-- Begin Extracted material --
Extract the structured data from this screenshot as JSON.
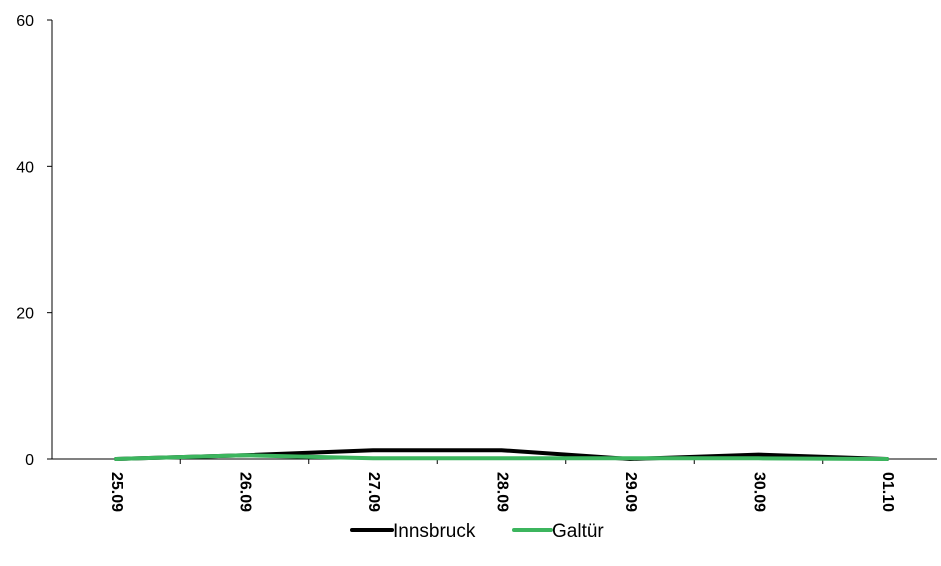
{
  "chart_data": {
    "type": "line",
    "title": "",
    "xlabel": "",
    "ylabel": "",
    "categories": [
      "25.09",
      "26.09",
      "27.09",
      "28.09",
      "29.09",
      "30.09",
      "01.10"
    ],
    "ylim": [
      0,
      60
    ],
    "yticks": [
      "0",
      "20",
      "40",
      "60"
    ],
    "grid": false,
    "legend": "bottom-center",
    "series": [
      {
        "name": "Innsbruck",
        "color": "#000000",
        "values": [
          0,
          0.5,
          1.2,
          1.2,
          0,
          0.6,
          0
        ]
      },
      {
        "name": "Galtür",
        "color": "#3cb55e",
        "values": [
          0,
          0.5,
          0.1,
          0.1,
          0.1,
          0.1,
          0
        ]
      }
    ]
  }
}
-- End Extracted material --
Objective => Go through the listing above and quote it exactly, apart from its images.

Solution =>
Extract the structured data from this screenshot as JSON.
{
  "chart_data": {
    "type": "line",
    "title": "",
    "xlabel": "",
    "ylabel": "",
    "categories": [
      "25.09",
      "26.09",
      "27.09",
      "28.09",
      "29.09",
      "30.09",
      "01.10"
    ],
    "ylim": [
      0,
      60
    ],
    "yticks": [
      "0",
      "20",
      "40",
      "60"
    ],
    "grid": false,
    "legend": "bottom-center",
    "series": [
      {
        "name": "Innsbruck",
        "color": "#000000",
        "values": [
          0,
          0.5,
          1.2,
          1.2,
          0,
          0.6,
          0
        ]
      },
      {
        "name": "Galtür",
        "color": "#3cb55e",
        "values": [
          0,
          0.5,
          0.1,
          0.1,
          0.1,
          0.1,
          0
        ]
      }
    ]
  }
}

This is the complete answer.